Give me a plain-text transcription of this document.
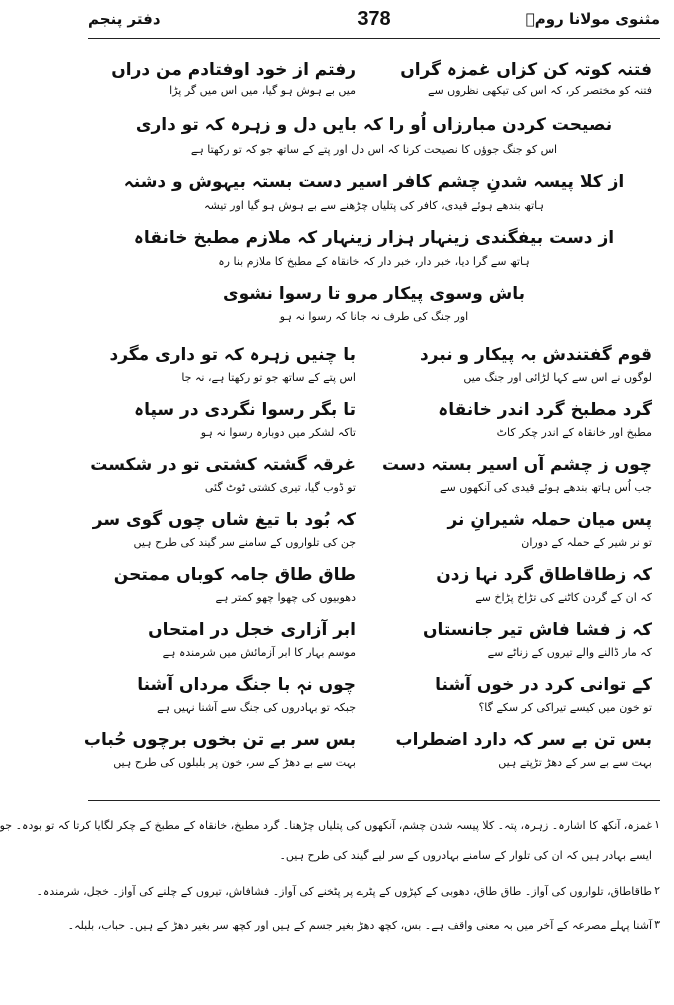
مثنوی مولانا رومؒ
378
دفتر پنجم
فتنہ کوتہ کن کزاں غمزہ گراں
رفتم از خود اوفتادم من دراں
فتنہ کو مختصر کر، کہ اس کی تیکھی نظروں سے
میں بے ہوش ہو گیا، میں اس میں گر پڑا
نصیحت کردن مبارزاں اُو را کہ بایں دل و زہرہ کہ تو داری
اس کو جنگ جوؤں کا نصیحت کرنا کہ اس دل اور پتے کے ساتھ جو کہ تو رکھتا ہے
از کلا پیسہ شدنِ چشم کافر اسیر دست بستہ بیہوش و دشنہ
ہاتھ بندھے ہوئے قیدی، کافر کی پتلیاں چڑھنے سے بے ہوش ہو گیا اور تیشہ
از دست بیفگندی زینہار ہزار زینہار کہ ملازم مطبخ خانقاہ
ہاتھ سے گرا دیا، خبر دار، خبر دار کہ خانقاہ کے مطبخ کا ملازم بنا رہ
باش وسوی پیکار مرو تا رسوا نشوی
اور جنگ کی طرف نہ جانا کہ رسوا نہ ہو
قوم گفتندش بہ پیکار و نبرد
با چنیں زہرہ کہ تو داری مگرد
لوگوں نے اس سے کہا لڑائی اور جنگ میں
اس پتے کے ساتھ جو تو رکھتا ہے، نہ جا
گرد مطبخ گرد اندر خانقاہ
تا بگر رسوا نگردی در سپاہ
مطبخ اور خانقاہ کے اندر چکر کاٹ
تاکہ لشکر میں دوبارہ رسوا نہ ہو
چوں ز چشم آں اسیر بستہ دست
غرقہ گشتہ کشتی تو در شکست
جب اُس ہاتھ بندھے ہوئے قیدی کی آنکھوں سے
تو ڈوب گیا، تیری کشتی ٹوٹ گئی
پس میان حملہ شیرانِ نر
کہ بُود با تیغ شاں چوں گوی سر
تو نر شیر کے حملہ کے دوران
جن کی تلواروں کے سامنے سر گیند کی طرح ہیں
کہ زطاقاطاق گرد نہا زدن
طاق طاق جامہ کوباں ممتحن
کہ ان کے گردن کاٹنے کی تڑاخ پڑاخ سے
دھوبیوں کی چھوا چھو کمتر ہے
کہ ز فشا فاش تیر جانستاں
ابر آزاری خجل در امتحاں
کہ مار ڈالنے والے تیروں کے زناٹے سے
موسم بہار کا ابر آزمائش میں شرمندہ ہے
کے توانی کرد در خوں آشنا
چوں نہٖ با جنگ مرداں آشنا
تو خون میں کیسے تیراکی کر سکے گا؟
جبکہ تو بہادروں کی جنگ سے آشنا نہیں ہے
بس تن بے سر کہ دارد اضطراب
بس سر بے تن بخوں برچوں حُباب
بہت سے بے سر کے دھڑ تڑپتے ہیں
بہت سے بے دھڑ کے سر، خون پر بلبلوں کی طرح ہیں
۱
غمزہ، آنکھ کا اشارہ۔ زہرہ، پتہ۔ کلا پیسہ شدن چشم، آنکھوں کی پتلیاں چڑھنا۔ گرد مطبخ، خانقاہ کے مطبخ کے چکر لگایا کرتا کہ تو بودہ۔ جو
ایسے بہادر ہیں کہ ان کی تلوار کے سامنے بہادروں کے سر لیے گیند کی طرح ہیں۔
۲
طاقاطاق، تلواروں کی آواز۔ طاق طاق، دھوبی کے کپڑوں کے پٹرے پر پٹخنے کی آواز۔ فشافاش، تیروں کے چلنے کی آواز۔ خجل، شرمندہ۔
۳
آشنا پہلے مصرعہ کے آخر میں بہ معنی واقف ہے۔ بس، کچھ دھڑ بغیر جسم کے ہیں اور کچھ سر بغیر دھڑ کے ہیں۔ حباب، بلبلہ۔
┄┄┄┄┄┄┄┄┄┄
**Goal of the exercise**
Retype the entries word for word. Omit any images.

**Output for this exercise**
Give me a plain-text transcription of this document.
مثنوی مولانا رومؒ
378
دفتر پنجم
فتنہ کوتہ کن کزاں غمزہ گراں
رفتم از خود اوفتادم من دراں
فتنہ کو مختصر کر، کہ اس کی تیکھی نظروں سے
میں بے ہوش ہو گیا، میں اس میں گر پڑا
نصیحت کردن مبارزاں اُو را کہ بایں دل و زہرہ کہ تو داری
اس کو جنگ جوؤں کا نصیحت کرنا کہ اس دل اور پتے کے ساتھ جو کہ تو رکھتا ہے
از کلا پیسہ شدنِ چشم کافر اسیر دست بستہ بیہوش و دشنہ
ہاتھ بندھے ہوئے قیدی، کافر کی پتلیاں چڑھنے سے بے ہوش ہو گیا اور تیشہ
از دست بیفگندی زینہار ہزار زینہار کہ ملازم مطبخ خانقاہ
ہاتھ سے گرا دیا، خبر دار، خبر دار کہ خانقاہ کے مطبخ کا ملازم بنا رہ
باش وسوی پیکار مرو تا رسوا نشوی
اور جنگ کی طرف نہ جانا کہ رسوا نہ ہو
قوم گفتندش بہ پیکار و نبرد
با چنیں زہرہ کہ تو داری مگرد
لوگوں نے اس سے کہا لڑائی اور جنگ میں
اس پتے کے ساتھ جو تو رکھتا ہے، نہ جا
گرد مطبخ گرد اندر خانقاہ
تا بگر رسوا نگردی در سپاہ
مطبخ اور خانقاہ کے اندر چکر کاٹ
تاکہ لشکر میں دوبارہ رسوا نہ ہو
چوں ز چشم آں اسیر بستہ دست
غرقہ گشتہ کشتی تو در شکست
جب اُس ہاتھ بندھے ہوئے قیدی کی آنکھوں سے
تو ڈوب گیا، تیری کشتی ٹوٹ گئی
پس میان حملہ شیرانِ نر
کہ بُود با تیغ شاں چوں گوی سر
تو نر شیر کے حملہ کے دوران
جن کی تلواروں کے سامنے سر گیند کی طرح ہیں
کہ زطاقاطاق گرد نہا زدن
طاق طاق جامہ کوباں ممتحن
کہ ان کے گردن کاٹنے کی تڑاخ پڑاخ سے
دھوبیوں کی چھوا چھو کمتر ہے
کہ ز فشا فاش تیر جانستاں
ابر آزاری خجل در امتحاں
کہ مار ڈالنے والے تیروں کے زناٹے سے
موسم بہار کا ابر آزمائش میں شرمندہ ہے
کے توانی کرد در خوں آشنا
چوں نہٖ با جنگ مرداں آشنا
تو خون میں کیسے تیراکی کر سکے گا؟
جبکہ تو بہادروں کی جنگ سے آشنا نہیں ہے
بس تن بے سر کہ دارد اضطراب
بس سر بے تن بخوں برچوں حُباب
بہت سے بے سر کے دھڑ تڑپتے ہیں
بہت سے بے دھڑ کے سر، خون پر بلبلوں کی طرح ہیں
۱
غمزہ، آنکھ کا اشارہ۔ زہرہ، پتہ۔ کلا پیسہ شدن چشم، آنکھوں کی پتلیاں چڑھنا۔ گرد مطبخ، خانقاہ کے مطبخ کے چکر لگایا کرتا کہ تو بودہ۔ جو
ایسے بہادر ہیں کہ ان کی تلوار کے سامنے بہادروں کے سر لیے گیند کی طرح ہیں۔
۲
طاقاطاق، تلواروں کی آواز۔ طاق طاق، دھوبی کے کپڑوں کے پٹرے پر پٹخنے کی آواز۔ فشافاش، تیروں کے چلنے کی آواز۔ خجل، شرمندہ۔
۳
آشنا پہلے مصرعہ کے آخر میں بہ معنی واقف ہے۔ بس، کچھ دھڑ بغیر جسم کے ہیں اور کچھ سر بغیر دھڑ کے ہیں۔ حباب، بلبلہ۔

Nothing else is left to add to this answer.